### TRECHO FORNECIDO ###
O art. 351 trata do crime de “fuga de pessoa presa ou submetida a medida de segurança”, punindo com detenção de seis meses a dois anos as condutas de promover ou facilitar a fuga de pessoa legalmente presa ou submetida a medida de segurança detentiva. Sujeito ativo desse crime pode ser qualquer pessoa, com exceção do preso ou internado favorecido. Aqui, um terceiro promove ou facilita a fuga do preso. O preso que foge, portanto, não incide neste crime.

Já o crime de “evasão mediante violência contra a pessoa”, outro tipo penal correlato, vem previsto no art. 352 do Código Penal, punindo com detenção de três meses a um ano as condutas de “evadir-se ou tentar evadir-se o preso ou o indivíduo submetido a medida de segurança detentiva, usando de violência contra a pessoa.”

Nesse caso, o sujeito ativo somente pode ser o preso ou o indivíduo submetido a medida de segurança detentiva. Trata-se de crime próprio. Além disso, cuida-se de hipóteses de crime de atentado ou de empreendimento, no qual a consumação é equiparada à tentativa, recebendo, ambas, a mesma pena.
### INFORMAÇÕES FORNECIDAS ###
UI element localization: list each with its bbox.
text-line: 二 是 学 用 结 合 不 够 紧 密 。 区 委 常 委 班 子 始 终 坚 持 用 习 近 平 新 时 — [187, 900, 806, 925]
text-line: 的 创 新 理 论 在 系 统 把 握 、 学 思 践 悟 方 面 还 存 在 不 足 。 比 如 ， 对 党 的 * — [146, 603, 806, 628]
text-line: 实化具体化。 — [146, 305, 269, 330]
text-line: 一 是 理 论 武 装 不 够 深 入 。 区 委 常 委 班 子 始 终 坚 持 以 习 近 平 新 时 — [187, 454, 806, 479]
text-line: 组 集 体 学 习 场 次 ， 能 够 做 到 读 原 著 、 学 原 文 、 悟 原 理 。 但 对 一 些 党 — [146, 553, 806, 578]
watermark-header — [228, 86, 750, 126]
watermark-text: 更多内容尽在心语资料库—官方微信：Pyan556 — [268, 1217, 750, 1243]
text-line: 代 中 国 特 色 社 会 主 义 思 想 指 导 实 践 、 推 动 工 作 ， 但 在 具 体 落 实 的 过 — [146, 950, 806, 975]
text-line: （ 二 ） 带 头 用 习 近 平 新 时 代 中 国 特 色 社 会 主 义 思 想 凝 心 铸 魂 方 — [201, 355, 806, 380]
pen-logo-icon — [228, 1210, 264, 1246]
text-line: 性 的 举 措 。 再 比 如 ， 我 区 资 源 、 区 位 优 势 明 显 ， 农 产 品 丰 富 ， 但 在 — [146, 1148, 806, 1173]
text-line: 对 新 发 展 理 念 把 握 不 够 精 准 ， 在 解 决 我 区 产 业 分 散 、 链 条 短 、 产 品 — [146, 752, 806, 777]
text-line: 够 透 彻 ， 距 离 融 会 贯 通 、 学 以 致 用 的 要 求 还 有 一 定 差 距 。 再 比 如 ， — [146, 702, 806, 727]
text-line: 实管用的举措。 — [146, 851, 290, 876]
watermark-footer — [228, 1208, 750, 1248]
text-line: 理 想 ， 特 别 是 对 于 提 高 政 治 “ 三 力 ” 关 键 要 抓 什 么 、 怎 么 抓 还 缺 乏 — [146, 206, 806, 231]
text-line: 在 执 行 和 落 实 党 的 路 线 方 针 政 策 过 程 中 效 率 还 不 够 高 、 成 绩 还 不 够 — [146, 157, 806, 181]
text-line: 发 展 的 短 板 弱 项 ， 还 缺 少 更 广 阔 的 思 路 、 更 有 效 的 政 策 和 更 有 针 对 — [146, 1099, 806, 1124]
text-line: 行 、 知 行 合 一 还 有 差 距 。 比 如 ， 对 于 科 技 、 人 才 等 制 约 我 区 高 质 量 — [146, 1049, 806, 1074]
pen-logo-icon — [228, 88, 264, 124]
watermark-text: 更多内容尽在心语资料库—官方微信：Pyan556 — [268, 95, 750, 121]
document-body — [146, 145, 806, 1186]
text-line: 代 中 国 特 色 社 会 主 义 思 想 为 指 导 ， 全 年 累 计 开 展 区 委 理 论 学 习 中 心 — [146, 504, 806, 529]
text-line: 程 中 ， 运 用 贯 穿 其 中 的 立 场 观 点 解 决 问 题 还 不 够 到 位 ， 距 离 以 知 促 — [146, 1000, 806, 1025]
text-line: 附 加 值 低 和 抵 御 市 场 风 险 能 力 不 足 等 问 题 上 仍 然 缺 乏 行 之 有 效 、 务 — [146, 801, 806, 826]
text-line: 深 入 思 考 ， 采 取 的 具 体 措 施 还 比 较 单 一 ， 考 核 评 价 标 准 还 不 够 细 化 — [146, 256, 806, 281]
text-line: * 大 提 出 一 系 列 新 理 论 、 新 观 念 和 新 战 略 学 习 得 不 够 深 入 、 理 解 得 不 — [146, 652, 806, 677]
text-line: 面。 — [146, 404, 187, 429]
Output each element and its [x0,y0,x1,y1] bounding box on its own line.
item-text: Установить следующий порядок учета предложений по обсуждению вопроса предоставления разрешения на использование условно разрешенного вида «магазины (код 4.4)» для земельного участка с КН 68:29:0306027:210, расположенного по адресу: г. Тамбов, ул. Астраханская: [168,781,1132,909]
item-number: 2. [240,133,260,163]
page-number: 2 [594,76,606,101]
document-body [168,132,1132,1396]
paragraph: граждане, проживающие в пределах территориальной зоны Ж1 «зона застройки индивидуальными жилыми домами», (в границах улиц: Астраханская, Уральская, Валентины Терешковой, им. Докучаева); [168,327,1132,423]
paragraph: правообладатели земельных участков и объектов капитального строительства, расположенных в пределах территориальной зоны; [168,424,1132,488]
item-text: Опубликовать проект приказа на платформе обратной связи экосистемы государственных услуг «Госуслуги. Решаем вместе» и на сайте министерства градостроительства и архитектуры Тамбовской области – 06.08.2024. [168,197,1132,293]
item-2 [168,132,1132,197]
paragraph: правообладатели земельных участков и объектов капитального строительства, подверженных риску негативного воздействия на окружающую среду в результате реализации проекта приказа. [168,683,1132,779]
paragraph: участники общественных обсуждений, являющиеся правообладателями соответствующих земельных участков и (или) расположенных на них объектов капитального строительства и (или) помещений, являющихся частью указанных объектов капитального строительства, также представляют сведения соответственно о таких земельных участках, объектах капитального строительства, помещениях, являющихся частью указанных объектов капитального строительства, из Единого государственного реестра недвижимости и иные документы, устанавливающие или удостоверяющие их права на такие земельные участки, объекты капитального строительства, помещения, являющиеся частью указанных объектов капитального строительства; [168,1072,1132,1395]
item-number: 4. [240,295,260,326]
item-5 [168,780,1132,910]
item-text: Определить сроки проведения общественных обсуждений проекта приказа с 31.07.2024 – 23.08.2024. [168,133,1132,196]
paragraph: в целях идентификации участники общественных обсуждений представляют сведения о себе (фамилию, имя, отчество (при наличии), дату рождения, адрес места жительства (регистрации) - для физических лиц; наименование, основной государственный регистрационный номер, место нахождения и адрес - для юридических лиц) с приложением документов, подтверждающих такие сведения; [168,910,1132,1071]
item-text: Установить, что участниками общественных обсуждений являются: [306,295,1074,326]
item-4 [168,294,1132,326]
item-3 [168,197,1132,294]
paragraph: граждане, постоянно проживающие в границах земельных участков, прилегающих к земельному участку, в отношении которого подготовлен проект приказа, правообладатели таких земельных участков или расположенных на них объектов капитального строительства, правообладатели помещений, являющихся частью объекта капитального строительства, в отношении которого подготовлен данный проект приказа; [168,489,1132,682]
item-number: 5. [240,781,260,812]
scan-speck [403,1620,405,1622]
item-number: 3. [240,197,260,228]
###
_AÇÕES NECESSÁRIAS:_
- a) Segundo o trecho sobre os crimes de fuga e evasão, qual é a pena prevista no art. 352 do Código Penal?
- b) Por favor, cite literalmente o trecho sobre os crimes de fuga e evasão, começando por "Já o crime de" e seguindo até "a mesma pena.".
- c) Dê continuidade ao texto sobre os crimes de fuga e evasão a partir do ponto em que ele termina.

_RESPOSTAS DAS ATIVIDADES:_
- a) Detenção de três meses a um ano.

- b)
Já o crime de “evasão mediante violência contra a pessoa”, outro tipo penal correlato, vem previsto no art. 352 do Código Penal, punindo com detenção de três meses a um ano as condutas de “evadir-se ou tentar evadir-se o preso ou o indivíduo submetido a medida de segurança detentiva, usando de violência contra a pessoa.”

Nesse caso, o sujeito ativo somente pode ser o preso ou o indivíduo submetido a medida de segurança detentiva. Trata-se de crime próprio. Além disso, cuida-se de hipóteses de crime de atentado ou de empreendimento, no qual a consumação é equiparada à tentativa, recebendo, ambas, a mesma pena.

- c)
A evasão ou tentativa dela deve ser praticada pelo preso ou pelo indivíduo submetido a medida de segurança detentiva e precisa, necessariamente, ocorrer mediante violência contra a pessoa, ou seja, violência real, o que exclui o emprego de violência contra a coisa e grave ameaça tendente à fuga.

A terceira figura típica digna de nota é o crime de “arrebatamento de preso”, previsto no art. 353 do Código Penal, punindo a conduta de “arrebatar preso, a fim de maltratá-lo, do poder de quem o tenha sob custódia ou guarda”, que, evidentemente, não se aplica à grave situação vivenciada pelo estado de São Paulo na última semana.

O quarto tipo penal é o crime de “motim de presos”, previsto no art. 354, punindo com detenção de seis meses a dois anos, além da pena correspondente à violência, a conduta de “amotinarem-se presos, perturbando a ordem ou disciplina da prisão.”

No crime de motim, os sujeitos ativos somente podem ser os presos. Trata-se de crime próprio coletivo, muito embora o Código Penal não determine o número de presos necessário para a configuração do tipo.

A conduta típica vem expressa pelo verbo amotinar(-se), que significa levantar(-se) em motim, revoltar(-se), rebelar(-se), sublevar(-se). Motim significa revolta, manifestação contra a autoridade estabelecida, envolvendo número indeterminado de pessoas com uma finalidade comum.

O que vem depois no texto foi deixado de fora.